** Task statement **
Exactly and only the lines from the line holding "Output a JSON" to the end of the records should be reproduced. Leave pictures out.

▬▬▬▬▬▬

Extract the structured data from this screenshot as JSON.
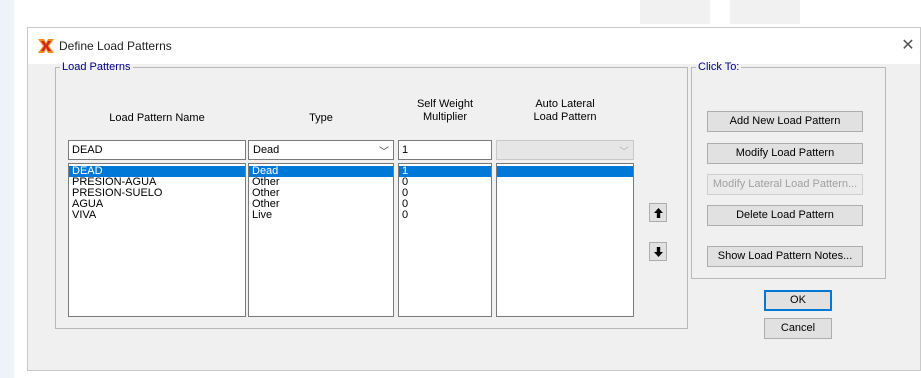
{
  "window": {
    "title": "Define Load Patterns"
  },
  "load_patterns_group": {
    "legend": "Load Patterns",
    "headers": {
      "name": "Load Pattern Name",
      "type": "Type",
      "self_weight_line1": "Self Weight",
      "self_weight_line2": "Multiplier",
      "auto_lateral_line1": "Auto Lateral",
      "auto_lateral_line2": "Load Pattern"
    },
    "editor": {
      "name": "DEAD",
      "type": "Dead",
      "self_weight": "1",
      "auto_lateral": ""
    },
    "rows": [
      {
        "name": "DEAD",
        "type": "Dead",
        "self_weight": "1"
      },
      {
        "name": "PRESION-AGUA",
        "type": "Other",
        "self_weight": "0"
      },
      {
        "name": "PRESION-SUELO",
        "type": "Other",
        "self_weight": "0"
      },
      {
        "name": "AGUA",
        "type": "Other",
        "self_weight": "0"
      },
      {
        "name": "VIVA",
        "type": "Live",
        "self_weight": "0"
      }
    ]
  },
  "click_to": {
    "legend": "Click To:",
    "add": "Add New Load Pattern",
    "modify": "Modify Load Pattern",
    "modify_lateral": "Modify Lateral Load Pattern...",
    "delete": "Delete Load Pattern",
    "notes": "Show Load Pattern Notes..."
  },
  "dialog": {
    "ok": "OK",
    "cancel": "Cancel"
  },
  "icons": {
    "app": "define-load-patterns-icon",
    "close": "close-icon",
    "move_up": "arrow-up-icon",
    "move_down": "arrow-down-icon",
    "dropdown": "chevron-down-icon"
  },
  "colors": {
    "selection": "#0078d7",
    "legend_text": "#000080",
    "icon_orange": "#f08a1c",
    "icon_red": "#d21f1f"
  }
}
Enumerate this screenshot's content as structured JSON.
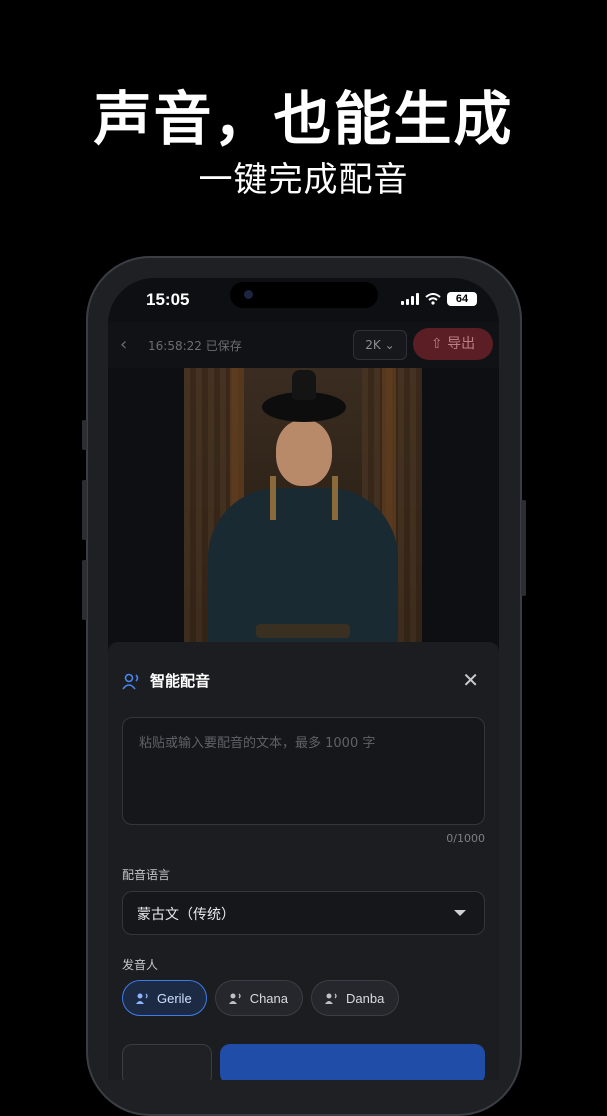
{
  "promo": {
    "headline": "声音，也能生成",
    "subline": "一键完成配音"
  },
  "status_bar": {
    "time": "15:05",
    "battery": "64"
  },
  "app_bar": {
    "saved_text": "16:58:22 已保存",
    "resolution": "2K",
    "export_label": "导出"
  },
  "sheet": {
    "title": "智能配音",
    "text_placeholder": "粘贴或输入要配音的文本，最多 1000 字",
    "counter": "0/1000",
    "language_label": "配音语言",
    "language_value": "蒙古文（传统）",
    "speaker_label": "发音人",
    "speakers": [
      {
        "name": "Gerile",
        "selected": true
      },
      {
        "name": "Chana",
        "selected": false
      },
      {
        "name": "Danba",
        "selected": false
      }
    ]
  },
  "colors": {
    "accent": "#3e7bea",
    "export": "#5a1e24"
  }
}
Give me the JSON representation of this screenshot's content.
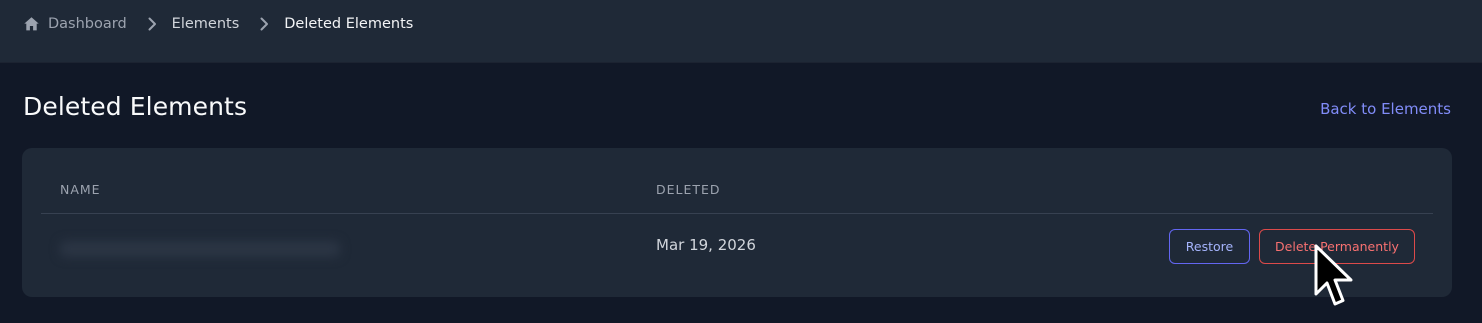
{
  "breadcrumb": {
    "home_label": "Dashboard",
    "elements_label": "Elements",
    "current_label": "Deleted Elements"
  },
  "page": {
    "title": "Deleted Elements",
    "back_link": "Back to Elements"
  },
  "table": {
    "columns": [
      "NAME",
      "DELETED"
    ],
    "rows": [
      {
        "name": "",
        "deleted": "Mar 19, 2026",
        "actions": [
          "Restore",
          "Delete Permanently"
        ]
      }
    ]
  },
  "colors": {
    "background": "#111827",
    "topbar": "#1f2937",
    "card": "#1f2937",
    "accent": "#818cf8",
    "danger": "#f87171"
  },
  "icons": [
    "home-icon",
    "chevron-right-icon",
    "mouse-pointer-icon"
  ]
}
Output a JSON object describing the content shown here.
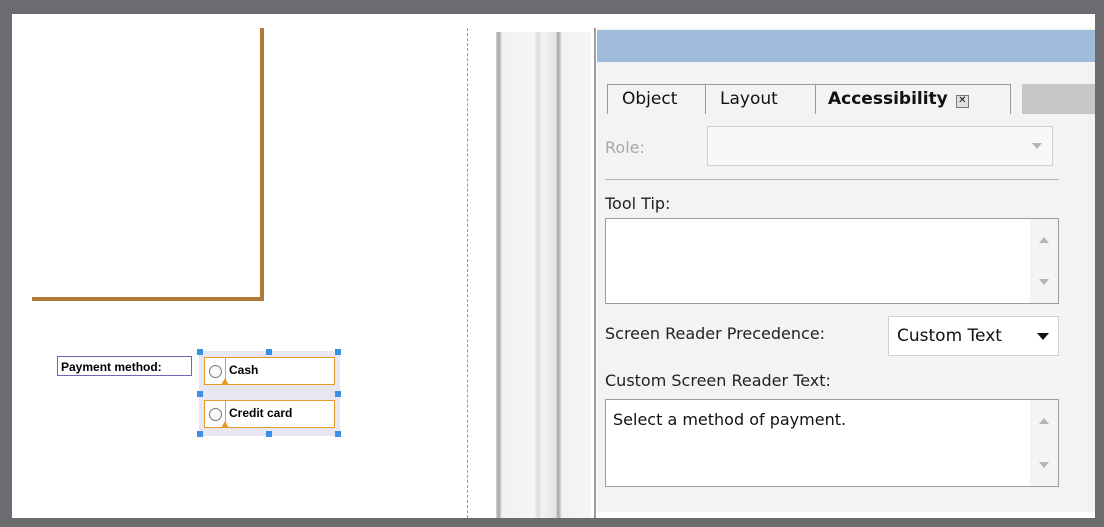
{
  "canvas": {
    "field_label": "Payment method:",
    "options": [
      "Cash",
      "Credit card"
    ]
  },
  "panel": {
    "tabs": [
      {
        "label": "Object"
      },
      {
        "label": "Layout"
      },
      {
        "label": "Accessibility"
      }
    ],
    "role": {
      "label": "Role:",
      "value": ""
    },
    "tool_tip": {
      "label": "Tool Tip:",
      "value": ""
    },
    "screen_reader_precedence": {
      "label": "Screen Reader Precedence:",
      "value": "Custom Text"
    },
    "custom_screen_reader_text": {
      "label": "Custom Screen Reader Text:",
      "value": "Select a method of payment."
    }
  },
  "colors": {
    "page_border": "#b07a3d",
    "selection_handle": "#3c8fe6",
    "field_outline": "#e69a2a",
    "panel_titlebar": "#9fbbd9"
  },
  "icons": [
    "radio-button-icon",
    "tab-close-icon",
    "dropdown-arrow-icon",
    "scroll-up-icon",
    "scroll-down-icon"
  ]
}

▬▬▬▬▬▬

** Task answer **
Output a JSON object describing the content shown here.
{
  "canvas": {
    "field_label": "Payment method:",
    "options": [
      "Cash",
      "Credit card"
    ]
  },
  "panel": {
    "tabs": [
      {
        "label": "Object"
      },
      {
        "label": "Layout"
      },
      {
        "label": "Accessibility"
      }
    ],
    "role": {
      "label": "Role:",
      "value": ""
    },
    "tool_tip": {
      "label": "Tool Tip:",
      "value": ""
    },
    "screen_reader_precedence": {
      "label": "Screen Reader Precedence:",
      "value": "Custom Text"
    },
    "custom_screen_reader_text": {
      "label": "Custom Screen Reader Text:",
      "value": "Select a method of payment."
    }
  },
  "colors": {
    "page_border": "#b07a3d",
    "selection_handle": "#3c8fe6",
    "field_outline": "#e69a2a",
    "panel_titlebar": "#9fbbd9"
  },
  "icons": [
    "radio-button-icon",
    "tab-close-icon",
    "dropdown-arrow-icon",
    "scroll-up-icon",
    "scroll-down-icon"
  ]
}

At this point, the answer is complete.